Collect from the data below each line with "Matrix".

---+---

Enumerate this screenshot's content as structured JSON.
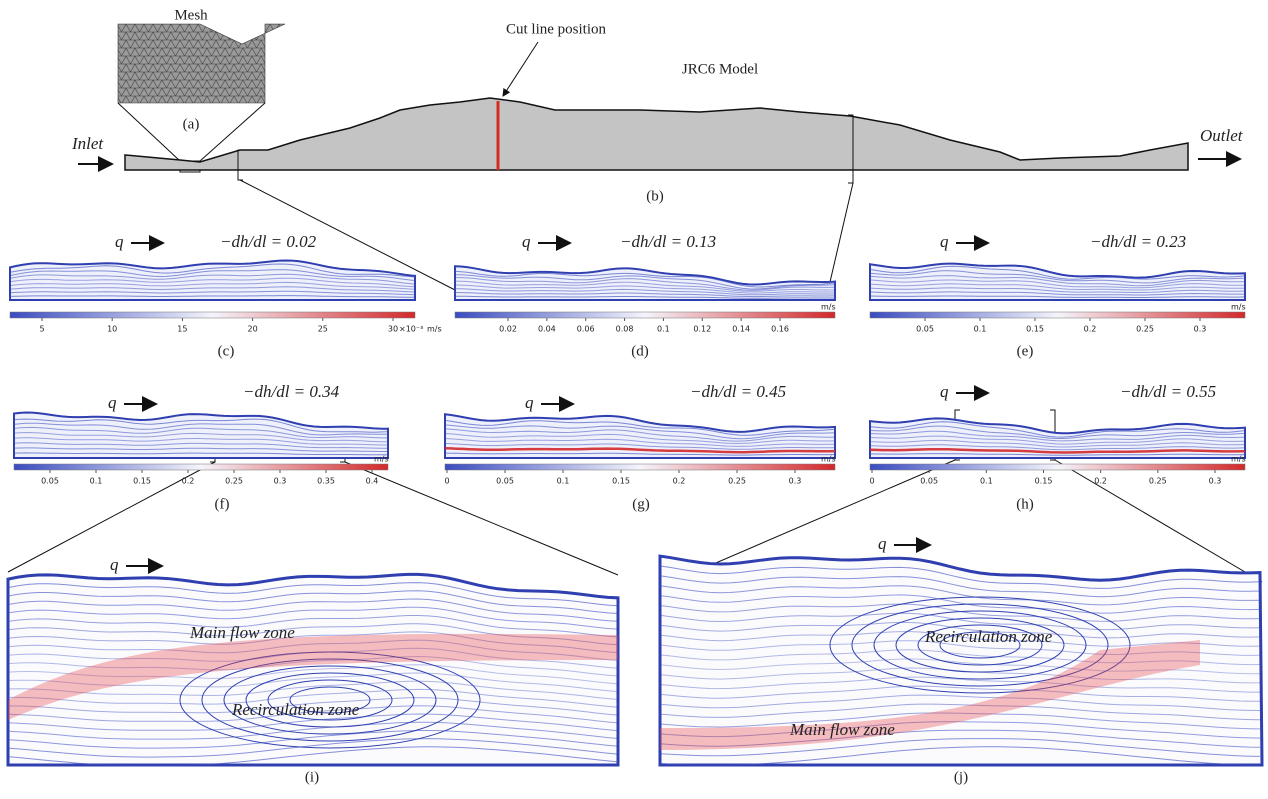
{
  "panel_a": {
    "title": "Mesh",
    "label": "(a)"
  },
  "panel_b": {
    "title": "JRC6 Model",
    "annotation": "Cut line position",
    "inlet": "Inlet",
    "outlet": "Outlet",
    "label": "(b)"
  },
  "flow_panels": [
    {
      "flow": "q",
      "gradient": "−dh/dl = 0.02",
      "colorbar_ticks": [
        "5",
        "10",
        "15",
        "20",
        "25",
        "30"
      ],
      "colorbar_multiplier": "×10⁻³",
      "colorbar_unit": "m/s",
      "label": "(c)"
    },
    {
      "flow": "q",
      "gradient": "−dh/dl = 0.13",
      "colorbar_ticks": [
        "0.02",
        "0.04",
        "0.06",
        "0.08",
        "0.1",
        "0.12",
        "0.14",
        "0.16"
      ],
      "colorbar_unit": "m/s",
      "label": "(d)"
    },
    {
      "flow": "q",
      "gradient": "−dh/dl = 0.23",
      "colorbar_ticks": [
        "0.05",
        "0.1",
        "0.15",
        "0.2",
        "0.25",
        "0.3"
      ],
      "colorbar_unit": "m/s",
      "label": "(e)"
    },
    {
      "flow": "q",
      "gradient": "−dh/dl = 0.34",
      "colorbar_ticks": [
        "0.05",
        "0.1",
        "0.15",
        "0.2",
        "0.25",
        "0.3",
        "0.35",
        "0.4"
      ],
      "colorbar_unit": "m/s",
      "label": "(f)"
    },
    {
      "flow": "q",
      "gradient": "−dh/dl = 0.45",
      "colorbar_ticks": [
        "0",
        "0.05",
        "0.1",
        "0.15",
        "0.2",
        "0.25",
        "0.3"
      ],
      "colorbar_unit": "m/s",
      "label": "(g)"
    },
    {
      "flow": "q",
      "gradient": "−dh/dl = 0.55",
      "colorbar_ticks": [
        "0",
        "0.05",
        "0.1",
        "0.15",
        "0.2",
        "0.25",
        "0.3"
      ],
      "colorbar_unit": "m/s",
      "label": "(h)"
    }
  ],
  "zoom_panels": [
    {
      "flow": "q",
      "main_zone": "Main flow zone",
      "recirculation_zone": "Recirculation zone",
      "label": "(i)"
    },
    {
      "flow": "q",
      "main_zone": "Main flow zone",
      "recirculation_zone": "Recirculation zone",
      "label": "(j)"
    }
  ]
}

---+---

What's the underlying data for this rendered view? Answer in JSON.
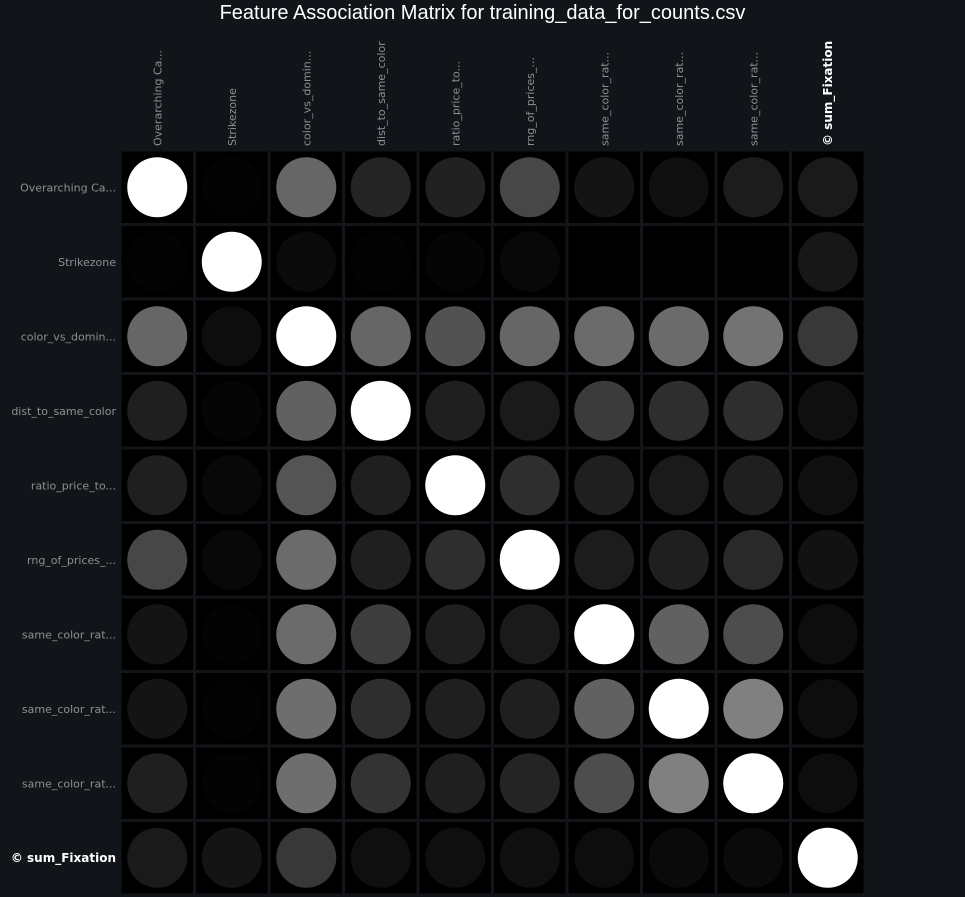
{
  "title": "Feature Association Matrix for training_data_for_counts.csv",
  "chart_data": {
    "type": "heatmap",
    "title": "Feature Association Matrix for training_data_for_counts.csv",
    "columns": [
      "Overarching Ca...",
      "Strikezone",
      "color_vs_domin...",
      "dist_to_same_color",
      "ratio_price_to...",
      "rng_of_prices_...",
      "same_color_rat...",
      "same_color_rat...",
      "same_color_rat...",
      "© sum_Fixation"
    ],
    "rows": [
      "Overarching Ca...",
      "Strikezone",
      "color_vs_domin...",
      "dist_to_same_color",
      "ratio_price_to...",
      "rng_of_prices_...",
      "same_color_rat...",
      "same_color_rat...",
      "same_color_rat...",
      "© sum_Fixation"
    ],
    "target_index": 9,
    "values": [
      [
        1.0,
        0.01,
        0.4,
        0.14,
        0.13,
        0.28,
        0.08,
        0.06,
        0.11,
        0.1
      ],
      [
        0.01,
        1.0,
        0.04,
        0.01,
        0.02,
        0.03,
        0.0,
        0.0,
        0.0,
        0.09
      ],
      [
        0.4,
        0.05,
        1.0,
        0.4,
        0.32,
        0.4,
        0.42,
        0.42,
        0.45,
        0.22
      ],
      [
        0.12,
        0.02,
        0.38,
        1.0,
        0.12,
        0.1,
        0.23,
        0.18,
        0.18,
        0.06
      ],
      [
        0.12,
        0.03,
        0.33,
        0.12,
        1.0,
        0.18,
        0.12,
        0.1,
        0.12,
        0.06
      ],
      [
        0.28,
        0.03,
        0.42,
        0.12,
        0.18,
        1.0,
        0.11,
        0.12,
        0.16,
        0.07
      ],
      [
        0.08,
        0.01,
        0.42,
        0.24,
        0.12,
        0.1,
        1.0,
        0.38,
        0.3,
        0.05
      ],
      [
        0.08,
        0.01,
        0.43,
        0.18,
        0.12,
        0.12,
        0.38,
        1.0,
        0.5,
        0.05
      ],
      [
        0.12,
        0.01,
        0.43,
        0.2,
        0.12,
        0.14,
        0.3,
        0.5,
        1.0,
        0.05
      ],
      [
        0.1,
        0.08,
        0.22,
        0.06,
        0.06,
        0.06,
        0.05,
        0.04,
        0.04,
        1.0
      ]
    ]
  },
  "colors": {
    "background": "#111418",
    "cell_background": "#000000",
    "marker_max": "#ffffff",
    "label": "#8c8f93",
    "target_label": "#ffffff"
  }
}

---+---

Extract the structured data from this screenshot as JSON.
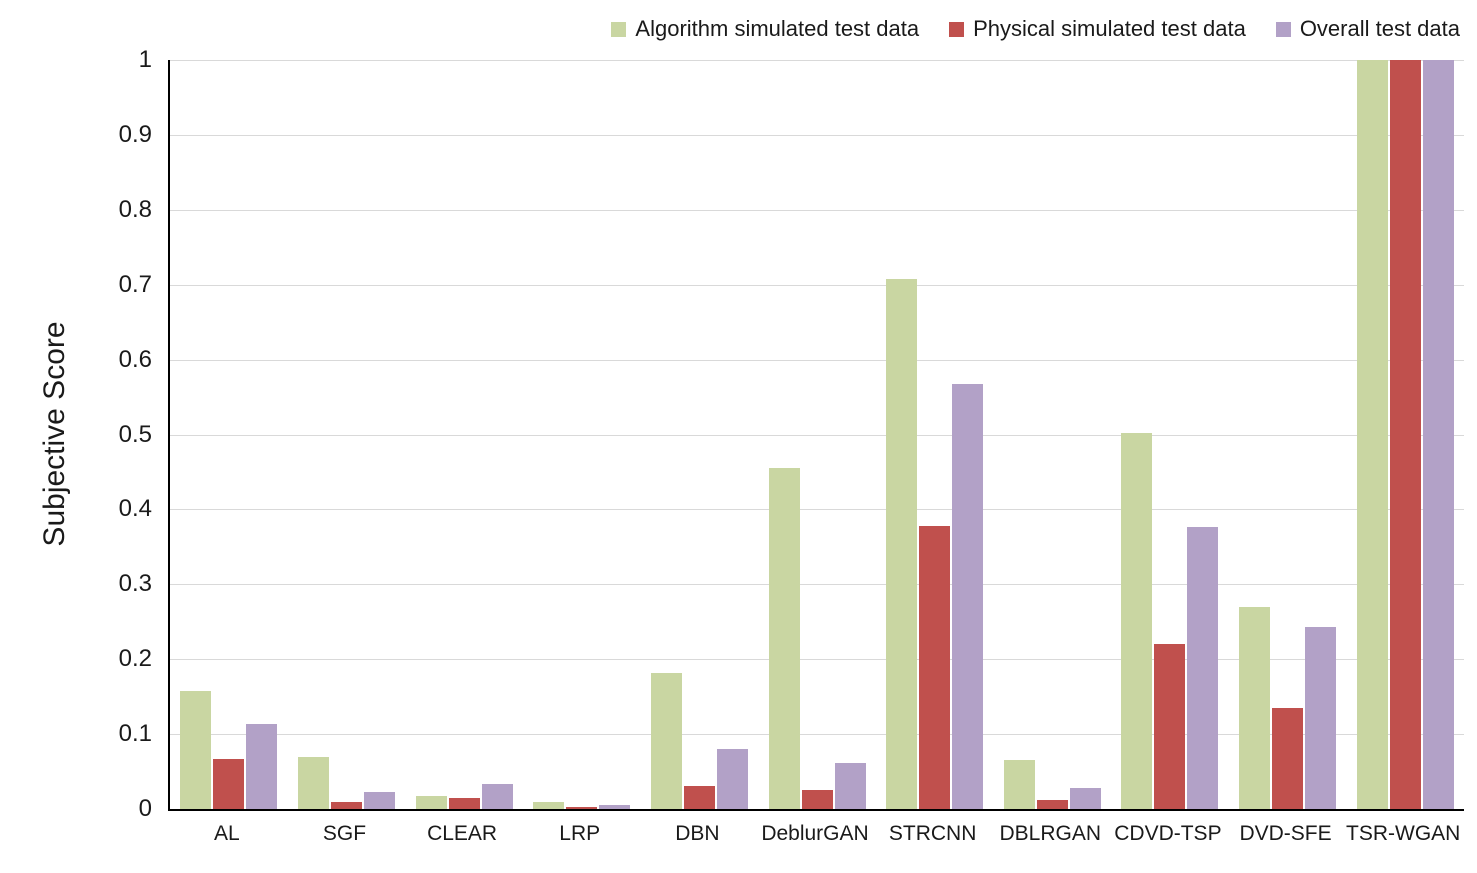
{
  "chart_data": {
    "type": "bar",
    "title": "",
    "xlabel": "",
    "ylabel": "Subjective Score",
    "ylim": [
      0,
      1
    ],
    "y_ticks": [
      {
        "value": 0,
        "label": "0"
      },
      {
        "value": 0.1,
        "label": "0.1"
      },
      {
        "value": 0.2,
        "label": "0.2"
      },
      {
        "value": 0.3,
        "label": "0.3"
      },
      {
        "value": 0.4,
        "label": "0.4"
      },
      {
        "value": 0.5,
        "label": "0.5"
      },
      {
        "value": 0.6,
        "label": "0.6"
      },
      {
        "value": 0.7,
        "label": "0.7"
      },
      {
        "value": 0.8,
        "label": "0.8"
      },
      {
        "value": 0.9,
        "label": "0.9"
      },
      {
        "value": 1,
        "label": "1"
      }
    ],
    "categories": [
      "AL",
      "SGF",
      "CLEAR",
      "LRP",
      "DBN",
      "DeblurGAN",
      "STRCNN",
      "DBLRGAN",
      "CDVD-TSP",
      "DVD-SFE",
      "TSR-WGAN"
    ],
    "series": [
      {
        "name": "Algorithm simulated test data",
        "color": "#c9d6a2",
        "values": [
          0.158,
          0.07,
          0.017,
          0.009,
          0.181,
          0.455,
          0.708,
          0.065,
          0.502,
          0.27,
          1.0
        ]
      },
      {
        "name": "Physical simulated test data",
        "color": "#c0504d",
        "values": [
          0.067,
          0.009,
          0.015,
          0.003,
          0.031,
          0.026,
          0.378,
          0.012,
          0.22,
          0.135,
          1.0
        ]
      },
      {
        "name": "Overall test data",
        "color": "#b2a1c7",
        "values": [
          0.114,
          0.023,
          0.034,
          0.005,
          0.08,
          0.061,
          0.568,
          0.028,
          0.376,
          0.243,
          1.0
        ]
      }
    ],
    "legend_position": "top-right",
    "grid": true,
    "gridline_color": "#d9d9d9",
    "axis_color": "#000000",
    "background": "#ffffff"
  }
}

---+---

§ **Response**
  "title": "Feature Association Matrix for training_data_for_counts.csv",
    "title": "Feature Association Matrix for training_data_for_counts.csv",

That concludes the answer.